What is required -> Copy out all lines with the word "name" in them.

Listed entries ->
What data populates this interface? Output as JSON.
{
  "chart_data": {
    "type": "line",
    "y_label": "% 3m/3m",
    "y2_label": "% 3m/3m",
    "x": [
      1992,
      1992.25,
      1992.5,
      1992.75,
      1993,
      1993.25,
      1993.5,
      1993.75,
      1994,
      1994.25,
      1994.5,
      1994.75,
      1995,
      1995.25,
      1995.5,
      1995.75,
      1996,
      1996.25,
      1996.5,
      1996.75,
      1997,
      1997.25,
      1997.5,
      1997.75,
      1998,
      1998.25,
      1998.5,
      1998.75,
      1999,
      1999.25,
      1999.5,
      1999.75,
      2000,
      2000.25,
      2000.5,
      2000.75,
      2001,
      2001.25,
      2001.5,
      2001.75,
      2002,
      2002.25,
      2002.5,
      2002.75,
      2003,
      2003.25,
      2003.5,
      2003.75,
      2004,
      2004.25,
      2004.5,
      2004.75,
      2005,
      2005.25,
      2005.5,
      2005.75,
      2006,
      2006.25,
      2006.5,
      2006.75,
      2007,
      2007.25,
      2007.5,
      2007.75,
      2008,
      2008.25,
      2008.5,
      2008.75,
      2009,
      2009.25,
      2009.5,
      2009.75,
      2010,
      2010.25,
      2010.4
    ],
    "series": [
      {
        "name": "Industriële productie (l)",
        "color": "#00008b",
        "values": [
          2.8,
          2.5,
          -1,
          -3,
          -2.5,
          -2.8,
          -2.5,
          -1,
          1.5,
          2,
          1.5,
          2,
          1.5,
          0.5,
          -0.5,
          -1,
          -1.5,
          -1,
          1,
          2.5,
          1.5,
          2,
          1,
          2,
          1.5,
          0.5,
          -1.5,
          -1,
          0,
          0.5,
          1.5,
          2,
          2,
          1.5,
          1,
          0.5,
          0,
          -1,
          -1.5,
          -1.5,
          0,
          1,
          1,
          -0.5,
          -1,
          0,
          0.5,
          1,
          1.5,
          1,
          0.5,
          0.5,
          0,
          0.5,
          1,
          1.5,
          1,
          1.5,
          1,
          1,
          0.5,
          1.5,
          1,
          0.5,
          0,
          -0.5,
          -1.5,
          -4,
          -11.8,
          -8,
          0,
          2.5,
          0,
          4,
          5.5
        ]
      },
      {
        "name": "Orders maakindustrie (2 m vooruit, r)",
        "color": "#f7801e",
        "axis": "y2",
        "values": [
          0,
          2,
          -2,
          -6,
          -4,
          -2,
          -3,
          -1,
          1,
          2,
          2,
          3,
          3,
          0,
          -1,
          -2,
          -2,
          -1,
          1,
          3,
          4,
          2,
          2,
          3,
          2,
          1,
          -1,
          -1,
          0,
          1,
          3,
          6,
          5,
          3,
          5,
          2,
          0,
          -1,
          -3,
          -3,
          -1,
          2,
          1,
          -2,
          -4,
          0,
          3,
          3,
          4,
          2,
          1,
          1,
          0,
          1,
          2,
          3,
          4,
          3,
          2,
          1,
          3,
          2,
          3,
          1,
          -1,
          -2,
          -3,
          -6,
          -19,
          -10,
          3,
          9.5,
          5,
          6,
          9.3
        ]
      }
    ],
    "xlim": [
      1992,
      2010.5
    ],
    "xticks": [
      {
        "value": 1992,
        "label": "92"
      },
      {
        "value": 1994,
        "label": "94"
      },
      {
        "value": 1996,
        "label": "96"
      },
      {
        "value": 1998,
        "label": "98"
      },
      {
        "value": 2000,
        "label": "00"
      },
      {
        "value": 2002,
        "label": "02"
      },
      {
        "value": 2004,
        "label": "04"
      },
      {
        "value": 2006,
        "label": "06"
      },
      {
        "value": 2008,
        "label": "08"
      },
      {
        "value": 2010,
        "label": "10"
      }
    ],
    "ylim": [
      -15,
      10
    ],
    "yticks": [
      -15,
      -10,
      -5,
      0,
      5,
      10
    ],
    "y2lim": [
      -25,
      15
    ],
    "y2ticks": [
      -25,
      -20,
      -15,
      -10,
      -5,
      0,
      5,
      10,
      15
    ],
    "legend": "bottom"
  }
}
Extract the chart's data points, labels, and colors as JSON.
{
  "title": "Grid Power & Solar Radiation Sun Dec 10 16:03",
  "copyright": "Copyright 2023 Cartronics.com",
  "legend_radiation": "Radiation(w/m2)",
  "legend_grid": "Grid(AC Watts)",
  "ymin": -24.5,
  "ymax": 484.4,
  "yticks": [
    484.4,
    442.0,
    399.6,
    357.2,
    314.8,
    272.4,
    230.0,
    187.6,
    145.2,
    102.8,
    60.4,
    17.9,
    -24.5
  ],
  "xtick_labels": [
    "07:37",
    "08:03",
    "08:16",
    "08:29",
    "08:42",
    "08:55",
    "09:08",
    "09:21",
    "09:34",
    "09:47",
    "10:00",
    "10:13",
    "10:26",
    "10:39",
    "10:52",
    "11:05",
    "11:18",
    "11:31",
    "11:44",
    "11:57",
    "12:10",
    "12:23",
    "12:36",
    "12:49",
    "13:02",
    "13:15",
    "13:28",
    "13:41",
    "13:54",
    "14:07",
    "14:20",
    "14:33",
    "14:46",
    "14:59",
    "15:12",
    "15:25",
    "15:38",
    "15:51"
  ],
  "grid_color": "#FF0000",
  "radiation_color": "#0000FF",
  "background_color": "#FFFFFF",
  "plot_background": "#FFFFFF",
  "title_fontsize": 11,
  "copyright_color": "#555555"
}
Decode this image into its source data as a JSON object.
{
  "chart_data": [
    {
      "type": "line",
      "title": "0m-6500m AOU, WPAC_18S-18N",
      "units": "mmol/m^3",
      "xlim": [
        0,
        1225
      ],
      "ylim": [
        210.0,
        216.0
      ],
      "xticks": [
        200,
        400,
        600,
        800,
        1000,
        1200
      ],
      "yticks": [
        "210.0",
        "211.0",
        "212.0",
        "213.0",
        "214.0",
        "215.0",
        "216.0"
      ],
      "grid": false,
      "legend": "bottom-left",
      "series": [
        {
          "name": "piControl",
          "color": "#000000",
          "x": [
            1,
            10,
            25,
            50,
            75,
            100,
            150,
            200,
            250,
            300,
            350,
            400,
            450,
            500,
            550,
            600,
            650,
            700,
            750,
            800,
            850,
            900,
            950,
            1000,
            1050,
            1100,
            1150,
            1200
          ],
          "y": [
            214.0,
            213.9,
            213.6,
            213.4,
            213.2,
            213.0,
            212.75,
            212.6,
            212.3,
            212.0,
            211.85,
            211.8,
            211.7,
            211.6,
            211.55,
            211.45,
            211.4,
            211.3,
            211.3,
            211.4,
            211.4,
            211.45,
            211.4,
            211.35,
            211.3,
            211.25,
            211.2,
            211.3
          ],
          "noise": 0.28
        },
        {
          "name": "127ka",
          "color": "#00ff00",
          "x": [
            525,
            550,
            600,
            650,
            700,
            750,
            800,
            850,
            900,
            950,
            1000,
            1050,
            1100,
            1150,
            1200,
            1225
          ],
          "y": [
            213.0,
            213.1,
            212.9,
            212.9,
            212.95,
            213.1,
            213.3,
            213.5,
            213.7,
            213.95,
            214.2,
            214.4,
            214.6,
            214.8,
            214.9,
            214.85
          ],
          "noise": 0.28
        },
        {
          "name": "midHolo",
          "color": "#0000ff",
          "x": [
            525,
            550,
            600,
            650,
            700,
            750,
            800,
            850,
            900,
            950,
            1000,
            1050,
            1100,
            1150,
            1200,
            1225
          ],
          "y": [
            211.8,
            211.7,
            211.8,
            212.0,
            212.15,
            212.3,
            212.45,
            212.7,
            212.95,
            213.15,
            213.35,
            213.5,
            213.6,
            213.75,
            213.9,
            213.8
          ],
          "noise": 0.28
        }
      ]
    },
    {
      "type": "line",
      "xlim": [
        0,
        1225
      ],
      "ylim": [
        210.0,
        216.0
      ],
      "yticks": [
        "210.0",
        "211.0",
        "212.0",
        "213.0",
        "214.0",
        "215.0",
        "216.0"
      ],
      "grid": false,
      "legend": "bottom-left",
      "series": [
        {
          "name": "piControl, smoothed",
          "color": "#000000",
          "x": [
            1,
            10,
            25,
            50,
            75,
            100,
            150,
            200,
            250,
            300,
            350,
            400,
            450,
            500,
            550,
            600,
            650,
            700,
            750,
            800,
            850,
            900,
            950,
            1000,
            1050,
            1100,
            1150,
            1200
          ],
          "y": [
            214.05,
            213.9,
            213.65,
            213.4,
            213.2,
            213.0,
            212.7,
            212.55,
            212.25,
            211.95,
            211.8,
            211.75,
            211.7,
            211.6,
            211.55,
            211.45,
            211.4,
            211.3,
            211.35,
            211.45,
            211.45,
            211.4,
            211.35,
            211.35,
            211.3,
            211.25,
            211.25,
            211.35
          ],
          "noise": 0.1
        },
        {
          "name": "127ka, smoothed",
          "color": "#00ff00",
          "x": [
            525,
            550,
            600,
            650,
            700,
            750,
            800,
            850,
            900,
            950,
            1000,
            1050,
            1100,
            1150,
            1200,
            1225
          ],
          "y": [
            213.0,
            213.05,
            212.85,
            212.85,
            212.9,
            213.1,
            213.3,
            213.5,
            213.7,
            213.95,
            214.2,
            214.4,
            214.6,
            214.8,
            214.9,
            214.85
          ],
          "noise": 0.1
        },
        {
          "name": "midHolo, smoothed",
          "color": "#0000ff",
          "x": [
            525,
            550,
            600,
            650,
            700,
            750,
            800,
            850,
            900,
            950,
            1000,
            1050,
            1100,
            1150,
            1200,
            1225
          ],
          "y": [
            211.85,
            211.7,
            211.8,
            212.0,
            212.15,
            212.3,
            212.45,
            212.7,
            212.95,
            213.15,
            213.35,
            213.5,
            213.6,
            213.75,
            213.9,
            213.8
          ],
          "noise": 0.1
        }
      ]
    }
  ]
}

Problem solution ->
        "name": "Industriële productie (l)",
        "name": "Orders maakindustrie (2 m vooruit, r)",
          "name": "piControl",
          "name": "127ka",
          "name": "midHolo",
          "name": "piControl, smoothed",
          "name": "127ka, smoothed",
          "name": "midHolo, smoothed",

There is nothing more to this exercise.